**** THE DATA ****
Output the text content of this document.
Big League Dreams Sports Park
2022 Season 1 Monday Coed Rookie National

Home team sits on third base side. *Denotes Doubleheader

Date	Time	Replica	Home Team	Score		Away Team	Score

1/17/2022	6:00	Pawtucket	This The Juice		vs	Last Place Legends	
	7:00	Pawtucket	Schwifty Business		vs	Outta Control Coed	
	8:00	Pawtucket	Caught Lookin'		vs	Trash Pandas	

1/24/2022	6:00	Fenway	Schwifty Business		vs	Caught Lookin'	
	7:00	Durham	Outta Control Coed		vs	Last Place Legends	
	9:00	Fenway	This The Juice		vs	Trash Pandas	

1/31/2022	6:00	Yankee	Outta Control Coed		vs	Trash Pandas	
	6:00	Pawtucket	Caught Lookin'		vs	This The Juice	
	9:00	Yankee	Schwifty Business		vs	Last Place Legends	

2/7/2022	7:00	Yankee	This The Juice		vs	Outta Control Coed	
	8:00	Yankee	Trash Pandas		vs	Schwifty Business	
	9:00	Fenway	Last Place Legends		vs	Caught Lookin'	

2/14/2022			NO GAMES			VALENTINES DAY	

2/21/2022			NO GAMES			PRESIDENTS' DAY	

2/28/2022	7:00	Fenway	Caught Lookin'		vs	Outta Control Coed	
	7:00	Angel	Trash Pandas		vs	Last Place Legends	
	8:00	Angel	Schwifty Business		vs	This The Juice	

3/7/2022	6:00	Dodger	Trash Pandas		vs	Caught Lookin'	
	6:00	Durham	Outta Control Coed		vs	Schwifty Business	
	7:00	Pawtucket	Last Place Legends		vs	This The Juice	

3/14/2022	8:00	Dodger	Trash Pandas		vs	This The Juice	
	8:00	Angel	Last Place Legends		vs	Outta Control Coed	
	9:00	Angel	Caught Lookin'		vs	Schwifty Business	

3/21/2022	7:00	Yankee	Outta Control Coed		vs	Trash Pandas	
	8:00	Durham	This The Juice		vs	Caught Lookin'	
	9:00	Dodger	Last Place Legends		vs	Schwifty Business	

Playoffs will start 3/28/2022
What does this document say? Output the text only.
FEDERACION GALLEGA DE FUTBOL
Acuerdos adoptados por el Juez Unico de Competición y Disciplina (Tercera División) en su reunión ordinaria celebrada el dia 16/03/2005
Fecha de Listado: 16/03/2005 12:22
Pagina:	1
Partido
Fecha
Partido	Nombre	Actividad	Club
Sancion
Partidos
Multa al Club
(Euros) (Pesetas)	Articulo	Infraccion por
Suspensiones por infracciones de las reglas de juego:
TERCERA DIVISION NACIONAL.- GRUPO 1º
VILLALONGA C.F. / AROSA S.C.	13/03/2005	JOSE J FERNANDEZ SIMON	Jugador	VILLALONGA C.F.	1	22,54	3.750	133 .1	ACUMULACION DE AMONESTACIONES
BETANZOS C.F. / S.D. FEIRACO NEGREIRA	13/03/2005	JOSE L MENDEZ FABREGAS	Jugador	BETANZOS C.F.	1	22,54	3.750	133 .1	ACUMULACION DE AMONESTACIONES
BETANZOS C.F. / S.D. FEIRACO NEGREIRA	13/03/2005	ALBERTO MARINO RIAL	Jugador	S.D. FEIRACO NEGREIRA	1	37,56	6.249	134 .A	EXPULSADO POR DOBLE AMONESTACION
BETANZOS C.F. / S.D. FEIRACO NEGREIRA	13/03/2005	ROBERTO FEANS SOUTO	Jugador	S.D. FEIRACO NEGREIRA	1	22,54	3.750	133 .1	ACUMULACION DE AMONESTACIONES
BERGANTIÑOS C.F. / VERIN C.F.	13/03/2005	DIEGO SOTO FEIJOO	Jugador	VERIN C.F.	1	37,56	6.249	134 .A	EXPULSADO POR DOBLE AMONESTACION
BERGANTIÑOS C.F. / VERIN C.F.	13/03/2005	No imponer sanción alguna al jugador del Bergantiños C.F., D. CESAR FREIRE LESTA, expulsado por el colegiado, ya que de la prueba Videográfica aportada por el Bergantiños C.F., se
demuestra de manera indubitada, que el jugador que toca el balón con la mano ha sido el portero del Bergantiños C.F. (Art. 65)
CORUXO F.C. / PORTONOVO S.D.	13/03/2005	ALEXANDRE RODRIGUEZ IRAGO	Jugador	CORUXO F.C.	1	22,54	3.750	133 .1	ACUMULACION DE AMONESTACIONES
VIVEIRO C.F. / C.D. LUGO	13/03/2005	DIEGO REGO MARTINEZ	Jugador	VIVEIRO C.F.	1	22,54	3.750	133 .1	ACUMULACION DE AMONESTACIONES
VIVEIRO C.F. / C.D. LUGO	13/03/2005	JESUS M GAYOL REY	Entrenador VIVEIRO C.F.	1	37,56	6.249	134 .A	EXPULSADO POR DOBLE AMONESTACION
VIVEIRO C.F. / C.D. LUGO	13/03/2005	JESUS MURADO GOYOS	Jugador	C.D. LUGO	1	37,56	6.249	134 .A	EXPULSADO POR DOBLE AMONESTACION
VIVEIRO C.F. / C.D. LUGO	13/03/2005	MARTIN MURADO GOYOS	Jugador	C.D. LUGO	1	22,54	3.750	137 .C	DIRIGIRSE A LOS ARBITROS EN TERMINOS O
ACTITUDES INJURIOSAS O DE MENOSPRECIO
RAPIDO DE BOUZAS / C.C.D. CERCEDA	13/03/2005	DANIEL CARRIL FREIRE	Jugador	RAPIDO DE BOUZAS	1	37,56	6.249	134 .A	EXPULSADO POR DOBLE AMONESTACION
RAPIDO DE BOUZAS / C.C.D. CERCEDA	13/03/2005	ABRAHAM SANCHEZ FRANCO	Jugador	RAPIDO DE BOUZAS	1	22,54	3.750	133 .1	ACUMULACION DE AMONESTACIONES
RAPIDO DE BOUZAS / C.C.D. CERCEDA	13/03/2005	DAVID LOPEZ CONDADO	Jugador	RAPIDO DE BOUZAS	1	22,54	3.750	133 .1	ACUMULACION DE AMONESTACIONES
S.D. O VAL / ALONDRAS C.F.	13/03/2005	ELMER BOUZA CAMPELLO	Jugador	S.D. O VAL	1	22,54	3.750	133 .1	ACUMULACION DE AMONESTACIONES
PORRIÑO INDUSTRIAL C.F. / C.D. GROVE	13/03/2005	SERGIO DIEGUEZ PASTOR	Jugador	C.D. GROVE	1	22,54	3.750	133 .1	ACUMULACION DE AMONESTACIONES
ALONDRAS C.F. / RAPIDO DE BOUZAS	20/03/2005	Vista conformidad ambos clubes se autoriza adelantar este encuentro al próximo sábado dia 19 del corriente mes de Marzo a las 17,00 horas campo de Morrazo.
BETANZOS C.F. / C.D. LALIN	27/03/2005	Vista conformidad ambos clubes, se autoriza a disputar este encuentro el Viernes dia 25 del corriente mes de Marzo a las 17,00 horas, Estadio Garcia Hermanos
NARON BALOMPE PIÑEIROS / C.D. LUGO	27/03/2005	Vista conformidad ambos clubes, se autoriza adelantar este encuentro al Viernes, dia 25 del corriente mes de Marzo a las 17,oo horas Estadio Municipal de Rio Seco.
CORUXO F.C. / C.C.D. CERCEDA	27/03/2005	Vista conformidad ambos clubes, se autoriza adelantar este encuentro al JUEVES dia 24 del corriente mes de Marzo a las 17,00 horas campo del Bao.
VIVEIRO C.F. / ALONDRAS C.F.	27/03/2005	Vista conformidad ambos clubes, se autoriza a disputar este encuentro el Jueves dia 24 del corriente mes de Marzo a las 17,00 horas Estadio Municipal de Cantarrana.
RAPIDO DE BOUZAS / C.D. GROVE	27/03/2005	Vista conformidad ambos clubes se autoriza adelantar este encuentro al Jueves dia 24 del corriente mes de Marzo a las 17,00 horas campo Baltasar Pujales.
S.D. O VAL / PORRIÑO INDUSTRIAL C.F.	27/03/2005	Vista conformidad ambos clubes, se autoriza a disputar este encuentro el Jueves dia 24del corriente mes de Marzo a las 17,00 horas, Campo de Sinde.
****
_SET EXERCISE:_ Examine the entries and report how many of their lines contain the string "INDUSTRIAL", giving no more than the number.

_ANSWER BELOW:_ 2